Exercise prompt → In the material below, the lines containing the word "обжалования" are required; copy each of them.

Task inputs →
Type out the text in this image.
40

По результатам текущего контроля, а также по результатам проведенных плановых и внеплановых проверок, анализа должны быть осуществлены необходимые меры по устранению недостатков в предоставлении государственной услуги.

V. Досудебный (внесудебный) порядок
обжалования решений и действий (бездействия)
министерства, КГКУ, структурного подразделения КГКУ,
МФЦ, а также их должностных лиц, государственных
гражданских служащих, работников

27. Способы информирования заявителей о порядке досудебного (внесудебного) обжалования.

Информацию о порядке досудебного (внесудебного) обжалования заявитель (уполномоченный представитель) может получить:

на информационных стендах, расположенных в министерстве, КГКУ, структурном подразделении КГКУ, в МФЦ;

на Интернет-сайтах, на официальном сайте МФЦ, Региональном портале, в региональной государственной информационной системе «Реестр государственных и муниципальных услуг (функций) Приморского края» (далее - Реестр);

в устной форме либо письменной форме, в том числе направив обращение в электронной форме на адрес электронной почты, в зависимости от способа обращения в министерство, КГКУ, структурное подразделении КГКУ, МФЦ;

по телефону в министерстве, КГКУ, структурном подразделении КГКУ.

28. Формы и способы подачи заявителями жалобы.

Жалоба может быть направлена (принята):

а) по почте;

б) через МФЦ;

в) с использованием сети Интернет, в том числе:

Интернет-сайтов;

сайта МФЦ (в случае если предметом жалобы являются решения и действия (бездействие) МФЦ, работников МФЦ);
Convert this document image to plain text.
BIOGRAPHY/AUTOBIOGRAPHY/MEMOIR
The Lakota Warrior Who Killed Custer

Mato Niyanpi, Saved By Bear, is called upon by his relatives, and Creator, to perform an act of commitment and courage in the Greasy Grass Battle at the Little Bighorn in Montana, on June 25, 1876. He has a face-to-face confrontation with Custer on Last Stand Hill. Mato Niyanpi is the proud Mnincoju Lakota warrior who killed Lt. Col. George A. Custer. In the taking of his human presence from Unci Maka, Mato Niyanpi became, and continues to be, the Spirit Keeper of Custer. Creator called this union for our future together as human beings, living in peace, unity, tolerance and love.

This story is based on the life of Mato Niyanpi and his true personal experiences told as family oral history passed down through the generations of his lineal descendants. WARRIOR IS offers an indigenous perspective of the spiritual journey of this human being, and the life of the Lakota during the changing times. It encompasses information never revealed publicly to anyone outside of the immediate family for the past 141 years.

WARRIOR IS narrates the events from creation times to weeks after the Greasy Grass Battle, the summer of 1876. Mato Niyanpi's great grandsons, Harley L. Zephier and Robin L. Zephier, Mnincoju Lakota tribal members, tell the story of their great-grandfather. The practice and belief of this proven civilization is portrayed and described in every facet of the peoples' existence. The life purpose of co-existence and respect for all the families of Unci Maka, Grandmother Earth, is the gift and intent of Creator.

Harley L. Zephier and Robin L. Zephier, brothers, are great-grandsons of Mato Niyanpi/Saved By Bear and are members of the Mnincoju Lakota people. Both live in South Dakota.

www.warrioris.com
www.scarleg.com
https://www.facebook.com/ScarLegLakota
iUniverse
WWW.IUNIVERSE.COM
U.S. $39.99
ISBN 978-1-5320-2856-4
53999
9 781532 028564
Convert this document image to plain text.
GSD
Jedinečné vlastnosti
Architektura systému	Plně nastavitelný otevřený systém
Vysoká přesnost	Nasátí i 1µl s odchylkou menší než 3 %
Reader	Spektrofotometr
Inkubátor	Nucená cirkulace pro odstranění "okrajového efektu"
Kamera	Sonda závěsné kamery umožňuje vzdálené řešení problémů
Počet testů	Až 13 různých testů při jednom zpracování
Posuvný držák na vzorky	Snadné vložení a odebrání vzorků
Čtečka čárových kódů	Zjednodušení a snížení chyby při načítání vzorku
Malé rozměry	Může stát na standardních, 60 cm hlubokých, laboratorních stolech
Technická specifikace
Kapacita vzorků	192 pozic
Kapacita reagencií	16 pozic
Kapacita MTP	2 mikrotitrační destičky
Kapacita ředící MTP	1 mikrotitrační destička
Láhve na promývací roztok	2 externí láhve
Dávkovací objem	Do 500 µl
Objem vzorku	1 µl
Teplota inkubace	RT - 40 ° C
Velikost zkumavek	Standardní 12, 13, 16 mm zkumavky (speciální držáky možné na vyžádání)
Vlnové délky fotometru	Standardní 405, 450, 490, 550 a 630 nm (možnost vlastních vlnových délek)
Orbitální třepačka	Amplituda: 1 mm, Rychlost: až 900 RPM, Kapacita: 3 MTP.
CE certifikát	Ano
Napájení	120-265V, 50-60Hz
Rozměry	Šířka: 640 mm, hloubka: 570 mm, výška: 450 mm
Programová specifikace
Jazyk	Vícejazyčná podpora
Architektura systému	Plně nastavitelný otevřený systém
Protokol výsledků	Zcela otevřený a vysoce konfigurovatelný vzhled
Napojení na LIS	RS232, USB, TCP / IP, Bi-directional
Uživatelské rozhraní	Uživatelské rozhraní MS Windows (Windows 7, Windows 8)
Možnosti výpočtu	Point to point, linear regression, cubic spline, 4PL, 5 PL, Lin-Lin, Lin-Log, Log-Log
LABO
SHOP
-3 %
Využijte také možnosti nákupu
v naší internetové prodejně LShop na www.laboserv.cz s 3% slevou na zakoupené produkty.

Exercise solution →
обжалования решений и действий (бездействия)
27. Способы информирования заявителей о порядке досудебного (внесудебного) обжалования.
Информацию о порядке досудебного (внесудебного) обжалования заявитель (уполномоченный представитель) может получить:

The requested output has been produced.